_JOB:_ Look through the entries and report how many lines include the word "股開き玲王ぴ". Give the number alone.

_RECORDS FOR THIS EXERCISE:_
--------

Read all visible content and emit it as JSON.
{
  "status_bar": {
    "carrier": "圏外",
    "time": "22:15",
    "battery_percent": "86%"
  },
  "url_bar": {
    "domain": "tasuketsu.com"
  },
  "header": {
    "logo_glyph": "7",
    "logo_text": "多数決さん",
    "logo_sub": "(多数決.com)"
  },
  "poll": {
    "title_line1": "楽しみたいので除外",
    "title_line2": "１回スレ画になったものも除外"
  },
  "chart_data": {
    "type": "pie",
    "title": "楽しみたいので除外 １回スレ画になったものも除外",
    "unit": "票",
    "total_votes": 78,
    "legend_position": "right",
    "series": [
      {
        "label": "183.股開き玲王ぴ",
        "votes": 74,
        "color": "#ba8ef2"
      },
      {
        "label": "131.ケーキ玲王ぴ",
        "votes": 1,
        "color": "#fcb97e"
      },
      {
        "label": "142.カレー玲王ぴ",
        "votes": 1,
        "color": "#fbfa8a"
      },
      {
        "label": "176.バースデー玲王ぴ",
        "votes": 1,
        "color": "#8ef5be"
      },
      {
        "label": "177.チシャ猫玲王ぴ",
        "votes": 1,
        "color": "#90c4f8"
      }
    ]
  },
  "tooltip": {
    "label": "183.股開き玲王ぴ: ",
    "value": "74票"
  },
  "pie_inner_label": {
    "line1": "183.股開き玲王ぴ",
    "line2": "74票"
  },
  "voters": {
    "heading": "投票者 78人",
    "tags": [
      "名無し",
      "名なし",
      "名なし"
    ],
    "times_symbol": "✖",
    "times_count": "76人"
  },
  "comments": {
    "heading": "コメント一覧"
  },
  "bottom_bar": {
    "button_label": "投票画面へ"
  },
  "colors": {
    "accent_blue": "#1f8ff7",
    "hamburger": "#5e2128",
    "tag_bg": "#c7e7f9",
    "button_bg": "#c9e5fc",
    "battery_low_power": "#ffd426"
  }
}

--------

_SOLUTION FOR THIS EXERCISE:_ 3